» Spatial annotation entries:
--- begin ---
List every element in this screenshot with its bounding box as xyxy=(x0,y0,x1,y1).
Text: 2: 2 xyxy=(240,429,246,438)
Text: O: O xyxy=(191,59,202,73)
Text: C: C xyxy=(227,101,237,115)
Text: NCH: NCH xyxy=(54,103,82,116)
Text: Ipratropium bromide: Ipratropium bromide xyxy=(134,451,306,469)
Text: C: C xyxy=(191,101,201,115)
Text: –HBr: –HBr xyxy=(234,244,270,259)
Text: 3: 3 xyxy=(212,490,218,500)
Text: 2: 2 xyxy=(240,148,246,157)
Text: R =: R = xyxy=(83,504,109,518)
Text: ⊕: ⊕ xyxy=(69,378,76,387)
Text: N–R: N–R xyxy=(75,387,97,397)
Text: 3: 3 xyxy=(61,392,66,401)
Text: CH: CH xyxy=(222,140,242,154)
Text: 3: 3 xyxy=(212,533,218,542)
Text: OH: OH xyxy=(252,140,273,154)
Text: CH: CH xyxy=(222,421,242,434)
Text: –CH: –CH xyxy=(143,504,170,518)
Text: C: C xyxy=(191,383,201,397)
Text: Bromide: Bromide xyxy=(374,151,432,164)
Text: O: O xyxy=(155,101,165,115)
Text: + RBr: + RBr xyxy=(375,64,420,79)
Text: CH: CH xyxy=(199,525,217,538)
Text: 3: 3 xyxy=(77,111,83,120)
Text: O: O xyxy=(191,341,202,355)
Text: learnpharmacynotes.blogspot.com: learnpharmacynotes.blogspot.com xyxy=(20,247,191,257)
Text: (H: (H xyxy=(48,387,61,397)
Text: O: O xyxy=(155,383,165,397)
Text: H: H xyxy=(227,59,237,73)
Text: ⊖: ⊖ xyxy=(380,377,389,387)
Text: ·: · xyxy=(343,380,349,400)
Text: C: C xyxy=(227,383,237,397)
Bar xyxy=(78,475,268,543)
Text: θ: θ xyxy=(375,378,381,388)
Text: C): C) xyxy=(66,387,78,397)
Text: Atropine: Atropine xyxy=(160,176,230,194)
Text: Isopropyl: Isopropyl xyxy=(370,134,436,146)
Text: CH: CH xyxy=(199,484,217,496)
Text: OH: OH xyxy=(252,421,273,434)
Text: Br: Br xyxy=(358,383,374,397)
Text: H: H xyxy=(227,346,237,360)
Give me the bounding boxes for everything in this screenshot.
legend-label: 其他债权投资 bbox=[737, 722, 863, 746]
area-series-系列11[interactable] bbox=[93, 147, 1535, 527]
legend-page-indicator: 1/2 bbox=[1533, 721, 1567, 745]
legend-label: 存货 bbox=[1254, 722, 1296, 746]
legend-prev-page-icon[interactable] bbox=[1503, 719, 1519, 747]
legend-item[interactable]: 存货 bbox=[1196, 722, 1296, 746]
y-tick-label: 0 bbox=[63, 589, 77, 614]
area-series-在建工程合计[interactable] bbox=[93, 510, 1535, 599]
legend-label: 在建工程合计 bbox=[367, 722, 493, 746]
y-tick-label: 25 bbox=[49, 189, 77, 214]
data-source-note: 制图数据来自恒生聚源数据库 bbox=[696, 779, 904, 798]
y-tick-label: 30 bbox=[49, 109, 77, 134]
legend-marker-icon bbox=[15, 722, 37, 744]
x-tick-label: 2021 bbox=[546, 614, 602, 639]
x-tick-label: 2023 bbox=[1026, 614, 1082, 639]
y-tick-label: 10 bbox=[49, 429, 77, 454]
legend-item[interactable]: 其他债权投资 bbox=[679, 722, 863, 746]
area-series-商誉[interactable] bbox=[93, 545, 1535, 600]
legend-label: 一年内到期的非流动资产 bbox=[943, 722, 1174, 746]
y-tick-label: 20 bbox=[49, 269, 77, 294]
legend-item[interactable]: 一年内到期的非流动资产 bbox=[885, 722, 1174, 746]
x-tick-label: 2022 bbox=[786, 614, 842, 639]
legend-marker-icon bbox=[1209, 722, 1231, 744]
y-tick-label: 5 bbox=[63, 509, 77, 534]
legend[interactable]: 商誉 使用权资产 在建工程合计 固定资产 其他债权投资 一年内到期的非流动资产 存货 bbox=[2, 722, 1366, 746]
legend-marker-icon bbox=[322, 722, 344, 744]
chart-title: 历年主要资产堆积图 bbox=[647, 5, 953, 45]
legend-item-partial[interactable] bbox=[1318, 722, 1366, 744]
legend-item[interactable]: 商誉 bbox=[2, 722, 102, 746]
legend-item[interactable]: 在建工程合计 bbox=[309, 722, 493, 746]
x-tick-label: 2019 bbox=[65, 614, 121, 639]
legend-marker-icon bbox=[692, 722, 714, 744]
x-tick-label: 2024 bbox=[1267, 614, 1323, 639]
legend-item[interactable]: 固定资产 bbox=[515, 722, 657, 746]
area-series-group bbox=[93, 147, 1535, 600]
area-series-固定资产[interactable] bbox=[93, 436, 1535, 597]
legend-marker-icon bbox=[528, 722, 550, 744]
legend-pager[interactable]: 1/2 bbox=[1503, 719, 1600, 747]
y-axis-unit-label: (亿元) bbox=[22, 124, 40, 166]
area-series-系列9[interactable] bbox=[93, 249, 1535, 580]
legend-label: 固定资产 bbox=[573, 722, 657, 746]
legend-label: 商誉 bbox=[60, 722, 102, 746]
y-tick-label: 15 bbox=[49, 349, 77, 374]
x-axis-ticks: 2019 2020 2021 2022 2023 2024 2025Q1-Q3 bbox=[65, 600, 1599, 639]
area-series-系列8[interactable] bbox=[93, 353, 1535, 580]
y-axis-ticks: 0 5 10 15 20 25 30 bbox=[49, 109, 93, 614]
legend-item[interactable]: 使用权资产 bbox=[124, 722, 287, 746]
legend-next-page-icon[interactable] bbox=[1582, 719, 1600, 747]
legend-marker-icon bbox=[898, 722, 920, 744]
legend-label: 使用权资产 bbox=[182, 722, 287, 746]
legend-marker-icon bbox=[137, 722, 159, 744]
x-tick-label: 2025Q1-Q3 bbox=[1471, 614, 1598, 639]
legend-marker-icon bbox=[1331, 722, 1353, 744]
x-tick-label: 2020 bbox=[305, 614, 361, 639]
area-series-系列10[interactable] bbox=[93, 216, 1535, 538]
--- end ---
» Short exercise:
Render every line of the listing above as a JSON array of strings, one string per line, leaving out blank lines.

» Worked answer:
[
  "List every element in this screenshot with its bounding box as xyxy=(x0,y0,x1,y1).",
  "Text: 2: 2 xyxy=(240,429,246,438)",
  "Text: O: O xyxy=(191,59,202,73)",
  "Text: C: C xyxy=(227,101,237,115)",
  "Text: NCH: NCH xyxy=(54,103,82,116)",
  "Text: Ipratropium bromide: Ipratropium bromide xyxy=(134,451,306,469)",
  "Text: C: C xyxy=(191,101,201,115)",
  "Text: –HBr: –HBr xyxy=(234,244,270,259)",
  "Text: 3: 3 xyxy=(212,490,218,500)",
  "Text: 2: 2 xyxy=(240,148,246,157)",
  "Text: R =: R = xyxy=(83,504,109,518)",
  "Text: ⊕: ⊕ xyxy=(69,378,76,387)",
  "Text: N–R: N–R xyxy=(75,387,97,397)",
  "Text: 3: 3 xyxy=(61,392,66,401)",
  "Text: CH: CH xyxy=(222,140,242,154)",
  "Text: 3: 3 xyxy=(212,533,218,542)",
  "Text: OH: OH xyxy=(252,140,273,154)",
  "Text: CH: CH xyxy=(222,421,242,434)",
  "Text: –CH: –CH xyxy=(143,504,170,518)",
  "Text: C: C xyxy=(191,383,201,397)",
  "Text: Bromide: Bromide xyxy=(374,151,432,164)",
  "Text: O: O xyxy=(155,101,165,115)",
  "Text: + RBr: + RBr xyxy=(375,64,420,79)",
  "Text: CH: CH xyxy=(199,525,217,538)",
  "Text: 3: 3 xyxy=(77,111,83,120)",
  "Text: O: O xyxy=(191,341,202,355)",
  "Text: learnpharmacynotes.blogspot.com: learnpharmacynotes.blogspot.com xyxy=(20,247,191,257)",
  "Text: (H: (H xyxy=(48,387,61,397)",
  "Text: O: O xyxy=(155,383,165,397)",
  "Text: H: H xyxy=(227,59,237,73)",
  "Text: ⊖: ⊖ xyxy=(380,377,389,387)",
  "Text: ·: · xyxy=(343,380,349,400)",
  "Text: C: C xyxy=(227,383,237,397)",
  "Bar xyxy=(78,475,268,543)",
  "Text: θ: θ xyxy=(375,378,381,388)",
  "Text: C): C) xyxy=(66,387,78,397)",
  "Text: Atropine: Atropine xyxy=(160,176,230,194)",
  "Text: Isopropyl: Isopropyl xyxy=(370,134,436,146)",
  "Text: CH: CH xyxy=(199,484,217,496)",
  "Text: OH: OH xyxy=(252,421,273,434)",
  "Text: Br: Br xyxy=(358,383,374,397)",
  "Text: H: H xyxy=(227,346,237,360)",
  "Give me the bounding boxes for everything in this screenshot.",
  "legend-label: 其他债权投资 bbox=[737, 722, 863, 746]",
  "area-series-系列11[interactable] bbox=[93, 147, 1535, 527]",
  "legend-page-indicator: 1/2 bbox=[1533, 721, 1567, 745]",
  "legend-label: 存货 bbox=[1254, 722, 1296, 746]",
  "legend-prev-page-icon[interactable] bbox=[1503, 719, 1519, 747]",
  "legend-item[interactable]: 存货 bbox=[1196, 722, 1296, 746]",
  "y-tick-label: 0 bbox=[63, 589, 77, 614]",
  "area-series-在建工程合计[interactable] bbox=[93, 510, 1535, 599]",
  "legend-label: 在建工程合计 bbox=[367, 722, 493, 746]",
  "y-tick-label: 25 bbox=[49, 189, 77, 214]",
  "data-source-note: 制图数据来自恒生聚源数据库 bbox=[696, 779, 904, 798]",
  "y-tick-label: 30 bbox=[49, 109, 77, 134]",
  "legend-marker-icon bbox=[15, 722, 37, 744]",
  "x-tick-label: 2021 bbox=[546, 614, 602, 639]",
  "x-tick-label: 2023 bbox=[1026, 614, 1082, 639]",
  "y-tick-label: 10 bbox=[49, 429, 77, 454]",
  "legend-item[interactable]: 其他债权投资 bbox=[679, 722, 863, 746]",
  "area-series-商誉[interactable] bbox=[93, 545, 1535, 600]",
  "legend-label: 一年内到期的非流动资产 bbox=[943, 722, 1174, 746]",
  "y-tick-label: 20 bbox=[49, 269, 77, 294]",
  "legend-item[interactable]: 一年内到期的非流动资产 bbox=[885, 722, 1174, 746]",
  "x-tick-label: 2022 bbox=[786, 614, 842, 639]",
  "legend-marker-icon bbox=[1209, 722, 1231, 744]",
  "y-tick-label: 5 bbox=[63, 509, 77, 534]",
  "legend[interactable]: 商誉 使用权资产 在建工程合计 固定资产 其他债权投资 一年内到期的非流动资产 存货 bbox=[2, 722, 1366, 746]",
  "legend-marker-icon bbox=[322, 722, 344, 744]",
  "chart-title: 历年主要资产堆积图 bbox=[647, 5, 953, 45]",
  "legend-item-partial[interactable] bbox=[1318, 722, 1366, 744]",
  "legend-item[interactable]: 商誉 bbox=[2, 722, 102, 746]",
  "legend-item[interactable]: 在建工程合计 bbox=[309, 722, 493, 746]",
  "x-tick-label: 2019 bbox=[65, 614, 121, 639]",
  "legend-marker-icon bbox=[692, 722, 714, 744]",
  "x-tick-label: 2024 bbox=[1267, 614, 1323, 639]",
  "legend-item[interactable]: 固定资产 bbox=[515, 722, 657, 746]",
  "area-series-group bbox=[93, 147, 1535, 600]",
  "area-series-固定资产[interactable] bbox=[93, 436, 1535, 597]",
  "legend-marker-icon bbox=[528, 722, 550, 744]",
  "legend-pager[interactable]: 1/2 bbox=[1503, 719, 1600, 747]",
  "y-axis-unit-label: (亿元) bbox=[22, 124, 40, 166]",
  "area-series-系列9[interactable] bbox=[93, 249, 1535, 580]",
  "legend-label: 固定资产 bbox=[573, 722, 657, 746]",
  "legend-label: 商誉 bbox=[60, 722, 102, 746]",
  "y-tick-label: 15 bbox=[49, 349, 77, 374]",
  "x-axis-ticks: 2019 2020 2021 2022 2023 2024 2025Q1-Q3 bbox=[65, 600, 1599, 639]",
  "area-series-系列8[interactable] bbox=[93, 353, 1535, 580]",
  "y-axis-ticks: 0 5 10 15 20 25 30 bbox=[49, 109, 93, 614]",
  "legend-item[interactable]: 使用权资产 bbox=[124, 722, 287, 746]",
  "legend-next-page-icon[interactable] bbox=[1582, 719, 1600, 747]",
  "legend-marker-icon bbox=[898, 722, 920, 744]",
  "legend-label: 使用权资产 bbox=[182, 722, 287, 746]",
  "legend-marker-icon bbox=[137, 722, 159, 744]",
  "x-tick-label: 2025Q1-Q3 bbox=[1471, 614, 1598, 639]",
  "legend-marker-icon bbox=[1331, 722, 1353, 744]",
  "x-tick-label: 2020 bbox=[305, 614, 361, 639]",
  "area-series-系列10[interactable] bbox=[93, 216, 1535, 538]"
]